COSA SI CHIEDE: Riscrivi le righe dalla riga che contiene "checkbox-label: All Log" fino a quella con "checkbox-label: All Database", compresa. Sostituisci "Policy" con "Criteri" e lascia invariato tutto il resto.

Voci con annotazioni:

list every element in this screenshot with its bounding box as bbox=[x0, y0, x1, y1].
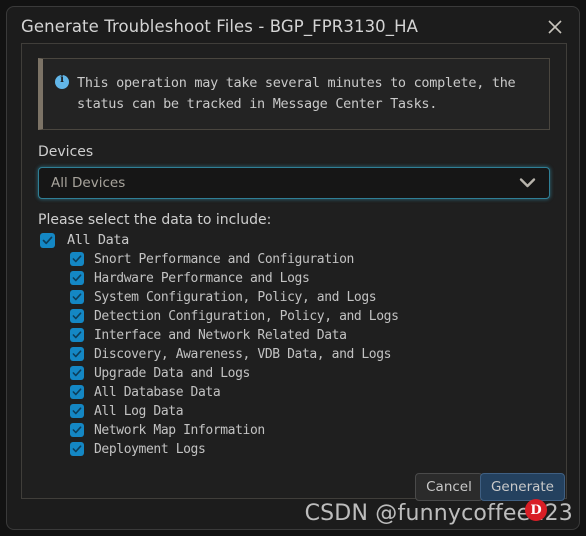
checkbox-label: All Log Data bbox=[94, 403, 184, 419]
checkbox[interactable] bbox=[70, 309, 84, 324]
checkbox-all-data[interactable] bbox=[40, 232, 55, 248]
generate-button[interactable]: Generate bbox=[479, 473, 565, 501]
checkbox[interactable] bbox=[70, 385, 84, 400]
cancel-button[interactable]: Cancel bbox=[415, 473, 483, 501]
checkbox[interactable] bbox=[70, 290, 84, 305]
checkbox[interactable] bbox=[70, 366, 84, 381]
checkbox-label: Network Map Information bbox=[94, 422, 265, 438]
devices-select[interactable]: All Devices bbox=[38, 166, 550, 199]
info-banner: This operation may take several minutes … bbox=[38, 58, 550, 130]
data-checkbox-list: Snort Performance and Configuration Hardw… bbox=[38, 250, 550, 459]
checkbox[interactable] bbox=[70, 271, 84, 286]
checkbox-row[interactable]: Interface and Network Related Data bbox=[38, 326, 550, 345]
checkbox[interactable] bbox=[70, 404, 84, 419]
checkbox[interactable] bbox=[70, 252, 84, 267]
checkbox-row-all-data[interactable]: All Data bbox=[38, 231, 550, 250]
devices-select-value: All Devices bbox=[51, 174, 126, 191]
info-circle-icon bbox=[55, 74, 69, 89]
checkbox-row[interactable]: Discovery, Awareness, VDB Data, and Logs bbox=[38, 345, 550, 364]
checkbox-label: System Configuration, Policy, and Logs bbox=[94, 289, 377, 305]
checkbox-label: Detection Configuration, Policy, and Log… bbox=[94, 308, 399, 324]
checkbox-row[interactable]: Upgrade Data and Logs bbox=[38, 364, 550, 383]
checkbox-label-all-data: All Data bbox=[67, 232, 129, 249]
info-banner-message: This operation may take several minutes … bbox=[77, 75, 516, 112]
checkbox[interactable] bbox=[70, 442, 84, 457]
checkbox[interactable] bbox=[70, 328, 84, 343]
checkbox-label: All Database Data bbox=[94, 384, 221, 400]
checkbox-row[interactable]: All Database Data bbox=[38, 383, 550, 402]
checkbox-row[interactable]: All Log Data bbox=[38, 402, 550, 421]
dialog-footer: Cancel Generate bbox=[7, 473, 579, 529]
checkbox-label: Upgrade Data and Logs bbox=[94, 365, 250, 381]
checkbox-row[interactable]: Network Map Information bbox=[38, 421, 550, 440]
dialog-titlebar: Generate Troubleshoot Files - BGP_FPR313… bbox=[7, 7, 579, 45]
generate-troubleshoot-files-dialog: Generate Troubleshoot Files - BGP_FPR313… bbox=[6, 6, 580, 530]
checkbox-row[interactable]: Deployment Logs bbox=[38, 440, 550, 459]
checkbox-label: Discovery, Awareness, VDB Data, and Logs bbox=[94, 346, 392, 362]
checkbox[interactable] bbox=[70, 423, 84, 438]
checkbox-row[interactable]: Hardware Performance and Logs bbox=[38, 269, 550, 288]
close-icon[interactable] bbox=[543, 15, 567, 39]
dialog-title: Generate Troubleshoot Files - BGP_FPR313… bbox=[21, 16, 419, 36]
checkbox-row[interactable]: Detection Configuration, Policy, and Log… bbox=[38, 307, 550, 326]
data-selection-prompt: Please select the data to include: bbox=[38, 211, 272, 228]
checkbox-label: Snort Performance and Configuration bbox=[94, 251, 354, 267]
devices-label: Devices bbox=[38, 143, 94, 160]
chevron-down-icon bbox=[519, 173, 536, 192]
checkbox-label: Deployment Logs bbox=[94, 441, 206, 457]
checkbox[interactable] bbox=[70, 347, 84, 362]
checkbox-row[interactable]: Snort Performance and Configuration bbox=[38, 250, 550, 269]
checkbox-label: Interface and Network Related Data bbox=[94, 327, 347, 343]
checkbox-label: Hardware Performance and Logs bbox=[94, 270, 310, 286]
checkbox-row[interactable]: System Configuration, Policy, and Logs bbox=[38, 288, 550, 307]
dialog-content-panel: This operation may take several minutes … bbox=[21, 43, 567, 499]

---

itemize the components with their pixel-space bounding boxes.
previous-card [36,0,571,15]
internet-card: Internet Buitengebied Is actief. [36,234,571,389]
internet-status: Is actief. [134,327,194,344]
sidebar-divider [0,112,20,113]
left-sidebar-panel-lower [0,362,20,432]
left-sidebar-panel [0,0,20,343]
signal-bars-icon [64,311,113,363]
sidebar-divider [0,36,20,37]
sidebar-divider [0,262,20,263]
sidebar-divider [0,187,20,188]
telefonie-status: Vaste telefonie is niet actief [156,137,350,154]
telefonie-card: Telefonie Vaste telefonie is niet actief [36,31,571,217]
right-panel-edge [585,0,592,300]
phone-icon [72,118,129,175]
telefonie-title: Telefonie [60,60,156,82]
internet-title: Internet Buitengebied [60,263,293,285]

RISULTATO DELL'ESERCIZIO:
checkbox-label: All Log Data bbox=[94, 403, 184, 419]
checkbox[interactable] bbox=[70, 309, 84, 324]
checkbox-all-data[interactable] bbox=[40, 232, 55, 248]
generate-button[interactable]: Generate bbox=[479, 473, 565, 501]
checkbox[interactable] bbox=[70, 385, 84, 400]
cancel-button[interactable]: Cancel bbox=[415, 473, 483, 501]
checkbox[interactable] bbox=[70, 290, 84, 305]
checkbox[interactable] bbox=[70, 366, 84, 381]
checkbox-label: Network Map Information bbox=[94, 422, 265, 438]
devices-select[interactable]: All Devices bbox=[38, 166, 550, 199]
info-banner: This operation may take several minutes … bbox=[38, 58, 550, 130]
data-checkbox-list: Snort Performance and Configuration Hardw… bbox=[38, 250, 550, 459]
checkbox[interactable] bbox=[70, 271, 84, 286]
checkbox-row[interactable]: Interface and Network Related Data bbox=[38, 326, 550, 345]
checkbox[interactable] bbox=[70, 404, 84, 419]
checkbox[interactable] bbox=[70, 252, 84, 267]
checkbox-row-all-data[interactable]: All Data bbox=[38, 231, 550, 250]
devices-select-value: All Devices bbox=[51, 174, 126, 191]
info-circle-icon bbox=[55, 74, 69, 89]
checkbox-row[interactable]: Discovery, Awareness, VDB Data, and Logs bbox=[38, 345, 550, 364]
checkbox-label: System Configuration, Criteri, and Logs bbox=[94, 289, 377, 305]
checkbox-label: Detection Configuration, Criteri, and Log… bbox=[94, 308, 399, 324]
checkbox-row[interactable]: Upgrade Data and Logs bbox=[38, 364, 550, 383]
checkbox-label-all-data: All Data bbox=[67, 232, 129, 249]
info-banner-message: This operation may take several minutes … bbox=[77, 75, 516, 112]
checkbox[interactable] bbox=[70, 442, 84, 457]
checkbox[interactable] bbox=[70, 328, 84, 343]
checkbox-label: All Database Data bbox=[94, 384, 221, 400]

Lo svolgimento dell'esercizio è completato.